• **Exercise aim**
Look through the material below. Copy every line with the string "name" in it.

• **A run of records**
* * * *
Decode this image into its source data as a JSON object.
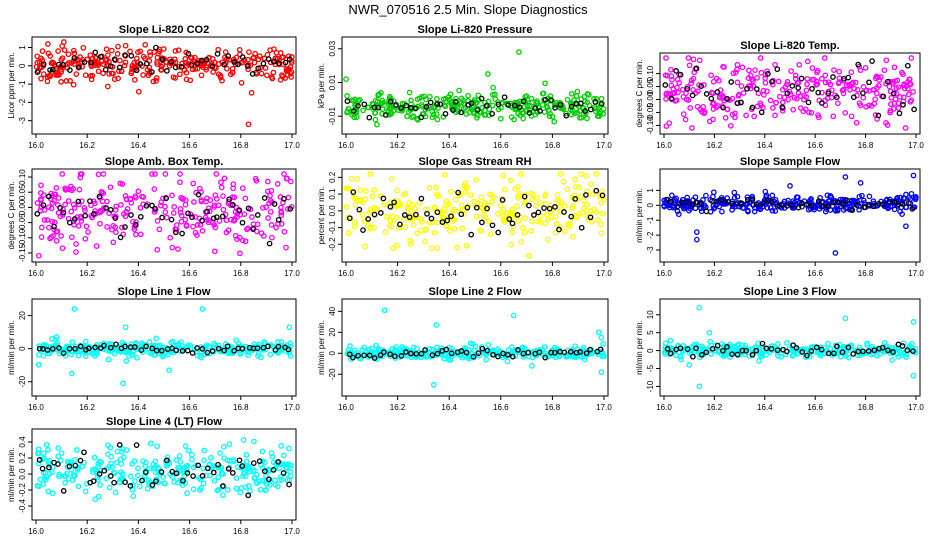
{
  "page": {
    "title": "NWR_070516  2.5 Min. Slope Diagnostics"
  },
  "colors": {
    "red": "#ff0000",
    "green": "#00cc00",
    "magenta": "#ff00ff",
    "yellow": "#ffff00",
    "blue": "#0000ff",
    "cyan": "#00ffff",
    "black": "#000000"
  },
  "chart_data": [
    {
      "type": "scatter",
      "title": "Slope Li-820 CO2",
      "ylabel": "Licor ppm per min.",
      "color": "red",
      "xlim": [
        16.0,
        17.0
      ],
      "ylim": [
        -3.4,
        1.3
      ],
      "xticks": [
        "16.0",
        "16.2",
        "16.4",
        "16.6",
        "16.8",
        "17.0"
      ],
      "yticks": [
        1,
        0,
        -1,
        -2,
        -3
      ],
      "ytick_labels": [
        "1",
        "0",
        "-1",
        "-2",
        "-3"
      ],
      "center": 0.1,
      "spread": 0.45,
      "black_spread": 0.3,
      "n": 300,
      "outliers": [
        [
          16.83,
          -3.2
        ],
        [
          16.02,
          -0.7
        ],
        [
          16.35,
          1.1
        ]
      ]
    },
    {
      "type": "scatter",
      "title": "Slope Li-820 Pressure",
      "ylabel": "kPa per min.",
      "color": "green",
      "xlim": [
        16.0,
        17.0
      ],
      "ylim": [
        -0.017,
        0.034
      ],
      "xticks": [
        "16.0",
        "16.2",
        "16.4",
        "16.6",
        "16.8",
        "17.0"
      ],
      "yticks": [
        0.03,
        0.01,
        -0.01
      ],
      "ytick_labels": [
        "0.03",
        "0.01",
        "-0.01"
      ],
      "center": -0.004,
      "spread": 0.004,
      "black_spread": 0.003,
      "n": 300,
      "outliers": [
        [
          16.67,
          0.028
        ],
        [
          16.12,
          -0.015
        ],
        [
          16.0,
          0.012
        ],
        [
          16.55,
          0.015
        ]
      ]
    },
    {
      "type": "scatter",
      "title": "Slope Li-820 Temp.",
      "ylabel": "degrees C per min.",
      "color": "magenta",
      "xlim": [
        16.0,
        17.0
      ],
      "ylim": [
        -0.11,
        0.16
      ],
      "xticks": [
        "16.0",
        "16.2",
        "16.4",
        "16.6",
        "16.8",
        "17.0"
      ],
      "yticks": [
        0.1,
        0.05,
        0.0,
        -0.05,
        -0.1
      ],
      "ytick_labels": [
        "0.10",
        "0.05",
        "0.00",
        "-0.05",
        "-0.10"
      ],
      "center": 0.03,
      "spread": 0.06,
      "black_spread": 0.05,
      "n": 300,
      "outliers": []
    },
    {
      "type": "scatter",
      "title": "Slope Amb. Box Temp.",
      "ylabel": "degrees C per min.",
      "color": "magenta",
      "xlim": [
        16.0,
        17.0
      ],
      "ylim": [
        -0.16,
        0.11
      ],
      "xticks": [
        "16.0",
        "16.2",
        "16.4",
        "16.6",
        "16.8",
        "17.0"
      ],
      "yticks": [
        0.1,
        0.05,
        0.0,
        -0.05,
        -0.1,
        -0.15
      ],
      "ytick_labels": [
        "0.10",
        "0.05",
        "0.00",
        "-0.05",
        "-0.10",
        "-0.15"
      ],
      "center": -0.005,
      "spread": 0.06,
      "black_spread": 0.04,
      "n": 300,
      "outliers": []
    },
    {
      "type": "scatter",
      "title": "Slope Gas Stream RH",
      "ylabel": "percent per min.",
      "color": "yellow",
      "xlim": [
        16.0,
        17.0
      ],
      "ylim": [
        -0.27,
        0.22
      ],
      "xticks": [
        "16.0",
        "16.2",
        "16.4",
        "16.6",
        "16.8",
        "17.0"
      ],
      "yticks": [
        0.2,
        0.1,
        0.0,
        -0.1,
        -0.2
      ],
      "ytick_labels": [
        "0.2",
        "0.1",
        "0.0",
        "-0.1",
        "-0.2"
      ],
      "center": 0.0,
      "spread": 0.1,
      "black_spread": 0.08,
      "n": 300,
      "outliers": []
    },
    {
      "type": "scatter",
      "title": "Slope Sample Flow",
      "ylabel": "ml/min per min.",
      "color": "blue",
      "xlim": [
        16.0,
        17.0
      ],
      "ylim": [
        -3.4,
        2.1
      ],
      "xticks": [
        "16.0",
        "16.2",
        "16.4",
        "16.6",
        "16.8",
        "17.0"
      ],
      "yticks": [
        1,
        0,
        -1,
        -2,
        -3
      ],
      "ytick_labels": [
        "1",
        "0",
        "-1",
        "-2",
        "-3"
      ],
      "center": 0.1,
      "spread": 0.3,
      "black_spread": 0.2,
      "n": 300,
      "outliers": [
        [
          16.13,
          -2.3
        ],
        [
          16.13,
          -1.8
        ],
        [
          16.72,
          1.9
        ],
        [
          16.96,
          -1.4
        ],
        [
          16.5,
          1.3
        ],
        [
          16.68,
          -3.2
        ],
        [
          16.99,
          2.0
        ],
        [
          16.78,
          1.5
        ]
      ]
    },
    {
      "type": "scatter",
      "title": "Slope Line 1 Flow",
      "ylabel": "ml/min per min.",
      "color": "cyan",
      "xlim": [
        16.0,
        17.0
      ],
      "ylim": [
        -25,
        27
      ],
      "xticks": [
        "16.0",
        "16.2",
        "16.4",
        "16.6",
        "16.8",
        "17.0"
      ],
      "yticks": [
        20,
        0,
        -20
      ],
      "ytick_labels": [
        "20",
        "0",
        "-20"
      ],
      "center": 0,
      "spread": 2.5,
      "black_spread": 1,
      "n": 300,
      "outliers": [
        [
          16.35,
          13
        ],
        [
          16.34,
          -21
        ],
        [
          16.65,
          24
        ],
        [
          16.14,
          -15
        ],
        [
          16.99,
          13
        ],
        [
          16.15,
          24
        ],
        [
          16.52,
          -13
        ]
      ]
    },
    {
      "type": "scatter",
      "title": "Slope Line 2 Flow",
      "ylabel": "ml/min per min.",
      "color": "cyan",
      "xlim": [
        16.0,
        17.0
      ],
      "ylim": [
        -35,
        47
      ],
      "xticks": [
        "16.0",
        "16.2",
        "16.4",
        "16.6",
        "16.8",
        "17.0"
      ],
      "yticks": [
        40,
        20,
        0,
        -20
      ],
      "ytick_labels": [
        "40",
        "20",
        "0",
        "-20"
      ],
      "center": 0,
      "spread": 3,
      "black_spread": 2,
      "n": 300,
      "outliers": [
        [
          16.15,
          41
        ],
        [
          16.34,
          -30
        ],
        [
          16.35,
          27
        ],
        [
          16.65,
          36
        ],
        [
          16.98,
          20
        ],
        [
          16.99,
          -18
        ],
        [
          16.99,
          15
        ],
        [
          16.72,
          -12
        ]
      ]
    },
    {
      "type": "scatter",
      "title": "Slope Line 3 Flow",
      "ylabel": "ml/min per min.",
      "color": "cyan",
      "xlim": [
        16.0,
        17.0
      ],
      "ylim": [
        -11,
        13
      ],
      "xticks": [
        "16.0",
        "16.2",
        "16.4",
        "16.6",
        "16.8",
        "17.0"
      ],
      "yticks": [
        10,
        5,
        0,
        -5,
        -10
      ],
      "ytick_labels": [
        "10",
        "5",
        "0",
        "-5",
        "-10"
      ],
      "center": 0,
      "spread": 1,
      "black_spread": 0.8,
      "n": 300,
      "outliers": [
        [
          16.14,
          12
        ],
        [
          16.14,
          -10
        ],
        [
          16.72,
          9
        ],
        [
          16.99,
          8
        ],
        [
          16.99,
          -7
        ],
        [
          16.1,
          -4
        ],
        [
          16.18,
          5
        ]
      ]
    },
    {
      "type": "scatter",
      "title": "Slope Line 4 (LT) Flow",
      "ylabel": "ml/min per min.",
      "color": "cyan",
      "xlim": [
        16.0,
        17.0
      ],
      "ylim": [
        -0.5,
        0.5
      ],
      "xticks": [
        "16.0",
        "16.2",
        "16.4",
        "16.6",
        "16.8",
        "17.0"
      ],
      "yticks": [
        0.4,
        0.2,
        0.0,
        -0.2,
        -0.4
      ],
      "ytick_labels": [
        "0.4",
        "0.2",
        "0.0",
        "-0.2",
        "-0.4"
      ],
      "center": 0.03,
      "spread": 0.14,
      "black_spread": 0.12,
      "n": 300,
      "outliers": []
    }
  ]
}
* * * *
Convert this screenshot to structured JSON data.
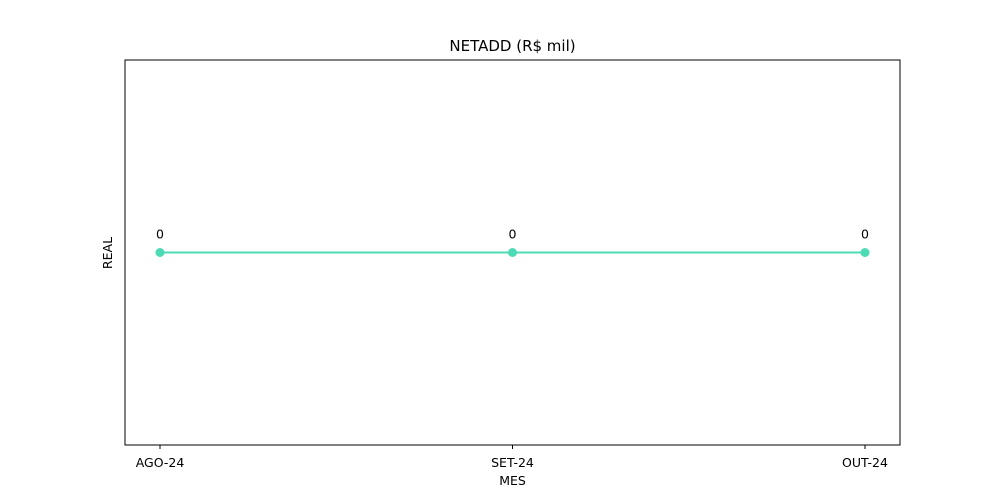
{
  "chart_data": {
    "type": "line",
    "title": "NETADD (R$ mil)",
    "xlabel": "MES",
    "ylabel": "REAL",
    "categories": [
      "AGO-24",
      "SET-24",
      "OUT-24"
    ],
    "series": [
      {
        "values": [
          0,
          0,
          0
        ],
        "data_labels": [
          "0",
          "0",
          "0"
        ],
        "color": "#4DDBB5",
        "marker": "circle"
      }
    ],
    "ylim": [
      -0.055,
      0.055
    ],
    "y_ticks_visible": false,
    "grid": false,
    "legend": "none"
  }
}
* * * *
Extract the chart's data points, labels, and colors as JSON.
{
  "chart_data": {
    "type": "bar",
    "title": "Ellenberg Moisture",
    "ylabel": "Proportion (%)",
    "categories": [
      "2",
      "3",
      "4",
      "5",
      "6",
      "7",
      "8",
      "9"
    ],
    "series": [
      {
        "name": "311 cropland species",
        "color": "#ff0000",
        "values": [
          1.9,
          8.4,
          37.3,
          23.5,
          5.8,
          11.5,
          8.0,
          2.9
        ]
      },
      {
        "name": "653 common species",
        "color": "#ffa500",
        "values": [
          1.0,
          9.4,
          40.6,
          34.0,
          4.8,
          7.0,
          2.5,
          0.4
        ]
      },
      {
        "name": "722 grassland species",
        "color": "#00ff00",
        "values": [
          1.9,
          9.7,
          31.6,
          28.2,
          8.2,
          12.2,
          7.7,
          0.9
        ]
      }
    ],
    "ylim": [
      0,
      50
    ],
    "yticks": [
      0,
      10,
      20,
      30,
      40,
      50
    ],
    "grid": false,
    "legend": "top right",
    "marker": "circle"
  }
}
* * * *
• **Result below**
        "name": "311 cropland species",
        "name": "653 common species",
        "name": "722 grassland species",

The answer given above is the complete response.